-- BEGIN Record set --

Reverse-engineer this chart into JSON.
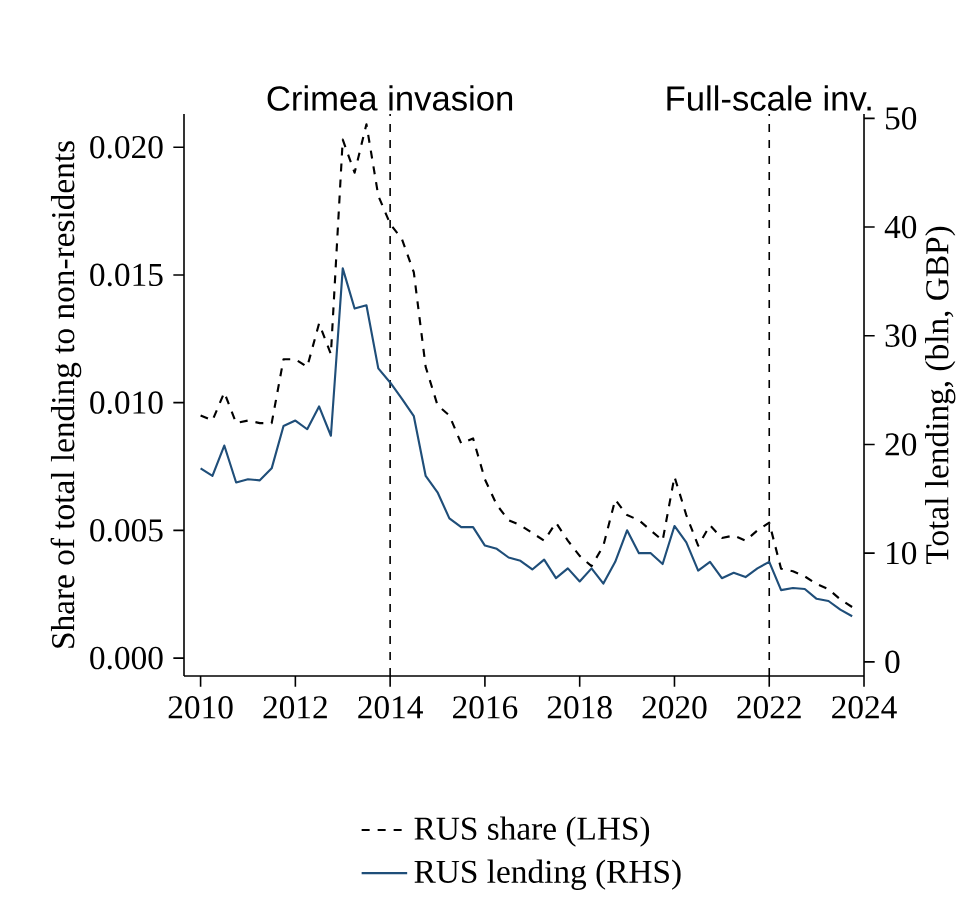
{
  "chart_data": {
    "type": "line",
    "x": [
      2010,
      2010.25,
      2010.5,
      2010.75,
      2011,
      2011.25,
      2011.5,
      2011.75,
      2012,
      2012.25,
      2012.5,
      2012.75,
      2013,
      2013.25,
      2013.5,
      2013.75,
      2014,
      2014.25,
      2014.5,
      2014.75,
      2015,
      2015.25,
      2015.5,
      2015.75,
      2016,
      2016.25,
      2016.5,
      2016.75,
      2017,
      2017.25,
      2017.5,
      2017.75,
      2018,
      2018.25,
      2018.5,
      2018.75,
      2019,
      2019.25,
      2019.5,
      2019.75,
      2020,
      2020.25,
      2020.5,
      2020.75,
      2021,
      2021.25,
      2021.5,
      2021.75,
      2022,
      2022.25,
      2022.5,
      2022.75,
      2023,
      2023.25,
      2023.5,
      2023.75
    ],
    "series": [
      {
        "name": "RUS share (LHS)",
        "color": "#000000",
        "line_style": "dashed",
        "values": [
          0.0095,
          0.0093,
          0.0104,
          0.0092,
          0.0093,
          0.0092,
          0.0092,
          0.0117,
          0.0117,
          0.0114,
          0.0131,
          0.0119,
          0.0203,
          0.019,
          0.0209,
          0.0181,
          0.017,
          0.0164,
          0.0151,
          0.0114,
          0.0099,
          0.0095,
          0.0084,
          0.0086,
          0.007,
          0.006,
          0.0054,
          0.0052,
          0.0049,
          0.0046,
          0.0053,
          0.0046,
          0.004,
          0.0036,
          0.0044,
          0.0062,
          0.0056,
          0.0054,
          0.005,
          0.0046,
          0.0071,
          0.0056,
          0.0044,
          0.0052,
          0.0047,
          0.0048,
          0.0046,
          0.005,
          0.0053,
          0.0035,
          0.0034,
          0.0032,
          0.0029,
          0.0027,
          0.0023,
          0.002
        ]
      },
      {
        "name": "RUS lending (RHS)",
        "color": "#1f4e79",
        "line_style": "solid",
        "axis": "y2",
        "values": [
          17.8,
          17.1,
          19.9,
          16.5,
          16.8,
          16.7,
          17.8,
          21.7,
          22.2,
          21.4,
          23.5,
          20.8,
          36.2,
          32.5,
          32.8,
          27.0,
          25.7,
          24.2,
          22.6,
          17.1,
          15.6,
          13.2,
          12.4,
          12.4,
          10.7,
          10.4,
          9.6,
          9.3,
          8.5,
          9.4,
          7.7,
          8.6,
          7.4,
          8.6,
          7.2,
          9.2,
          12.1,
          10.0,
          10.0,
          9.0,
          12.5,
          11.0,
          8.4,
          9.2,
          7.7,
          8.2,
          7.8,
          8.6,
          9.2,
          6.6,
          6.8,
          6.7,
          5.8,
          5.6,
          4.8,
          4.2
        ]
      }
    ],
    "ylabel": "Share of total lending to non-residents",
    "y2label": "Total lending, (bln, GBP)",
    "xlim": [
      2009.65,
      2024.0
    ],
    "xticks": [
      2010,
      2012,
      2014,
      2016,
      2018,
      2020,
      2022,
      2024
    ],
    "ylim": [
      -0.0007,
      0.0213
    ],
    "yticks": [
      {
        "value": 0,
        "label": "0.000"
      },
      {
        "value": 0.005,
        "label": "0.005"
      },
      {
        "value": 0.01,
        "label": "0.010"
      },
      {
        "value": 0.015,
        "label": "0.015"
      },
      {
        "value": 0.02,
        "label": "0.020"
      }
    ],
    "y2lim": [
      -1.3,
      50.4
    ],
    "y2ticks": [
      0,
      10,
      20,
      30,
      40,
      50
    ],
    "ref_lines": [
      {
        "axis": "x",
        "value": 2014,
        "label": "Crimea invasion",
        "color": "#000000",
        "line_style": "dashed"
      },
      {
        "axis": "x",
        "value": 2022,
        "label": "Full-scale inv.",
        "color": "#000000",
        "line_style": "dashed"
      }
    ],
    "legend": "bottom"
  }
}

-- END Record set --

> _Your objective_:
Reproduce every entry exactly, but omit each picture.

> _Task response_:
Reverse-engineer this chart into JSON.
{
  "chart_data": {
    "type": "line",
    "x": [
      2010,
      2010.25,
      2010.5,
      2010.75,
      2011,
      2011.25,
      2011.5,
      2011.75,
      2012,
      2012.25,
      2012.5,
      2012.75,
      2013,
      2013.25,
      2013.5,
      2013.75,
      2014,
      2014.25,
      2014.5,
      2014.75,
      2015,
      2015.25,
      2015.5,
      2015.75,
      2016,
      2016.25,
      2016.5,
      2016.75,
      2017,
      2017.25,
      2017.5,
      2017.75,
      2018,
      2018.25,
      2018.5,
      2018.75,
      2019,
      2019.25,
      2019.5,
      2019.75,
      2020,
      2020.25,
      2020.5,
      2020.75,
      2021,
      2021.25,
      2021.5,
      2021.75,
      2022,
      2022.25,
      2022.5,
      2022.75,
      2023,
      2023.25,
      2023.5,
      2023.75
    ],
    "series": [
      {
        "name": "RUS share (LHS)",
        "color": "#000000",
        "line_style": "dashed",
        "values": [
          0.0095,
          0.0093,
          0.0104,
          0.0092,
          0.0093,
          0.0092,
          0.0092,
          0.0117,
          0.0117,
          0.0114,
          0.0131,
          0.0119,
          0.0203,
          0.019,
          0.0209,
          0.0181,
          0.017,
          0.0164,
          0.0151,
          0.0114,
          0.0099,
          0.0095,
          0.0084,
          0.0086,
          0.007,
          0.006,
          0.0054,
          0.0052,
          0.0049,
          0.0046,
          0.0053,
          0.0046,
          0.004,
          0.0036,
          0.0044,
          0.0062,
          0.0056,
          0.0054,
          0.005,
          0.0046,
          0.0071,
          0.0056,
          0.0044,
          0.0052,
          0.0047,
          0.0048,
          0.0046,
          0.005,
          0.0053,
          0.0035,
          0.0034,
          0.0032,
          0.0029,
          0.0027,
          0.0023,
          0.002
        ]
      },
      {
        "name": "RUS lending (RHS)",
        "color": "#1f4e79",
        "line_style": "solid",
        "axis": "y2",
        "values": [
          17.8,
          17.1,
          19.9,
          16.5,
          16.8,
          16.7,
          17.8,
          21.7,
          22.2,
          21.4,
          23.5,
          20.8,
          36.2,
          32.5,
          32.8,
          27.0,
          25.7,
          24.2,
          22.6,
          17.1,
          15.6,
          13.2,
          12.4,
          12.4,
          10.7,
          10.4,
          9.6,
          9.3,
          8.5,
          9.4,
          7.7,
          8.6,
          7.4,
          8.6,
          7.2,
          9.2,
          12.1,
          10.0,
          10.0,
          9.0,
          12.5,
          11.0,
          8.4,
          9.2,
          7.7,
          8.2,
          7.8,
          8.6,
          9.2,
          6.6,
          6.8,
          6.7,
          5.8,
          5.6,
          4.8,
          4.2
        ]
      }
    ],
    "ylabel": "Share of total lending to non-residents",
    "y2label": "Total lending, (bln, GBP)",
    "xlim": [
      2009.65,
      2024.0
    ],
    "xticks": [
      2010,
      2012,
      2014,
      2016,
      2018,
      2020,
      2022,
      2024
    ],
    "ylim": [
      -0.0007,
      0.0213
    ],
    "yticks": [
      {
        "value": 0,
        "label": "0.000"
      },
      {
        "value": 0.005,
        "label": "0.005"
      },
      {
        "value": 0.01,
        "label": "0.010"
      },
      {
        "value": 0.015,
        "label": "0.015"
      },
      {
        "value": 0.02,
        "label": "0.020"
      }
    ],
    "y2lim": [
      -1.3,
      50.4
    ],
    "y2ticks": [
      0,
      10,
      20,
      30,
      40,
      50
    ],
    "ref_lines": [
      {
        "axis": "x",
        "value": 2014,
        "label": "Crimea invasion",
        "color": "#000000",
        "line_style": "dashed"
      },
      {
        "axis": "x",
        "value": 2022,
        "label": "Full-scale inv.",
        "color": "#000000",
        "line_style": "dashed"
      }
    ],
    "legend": "bottom"
  }
}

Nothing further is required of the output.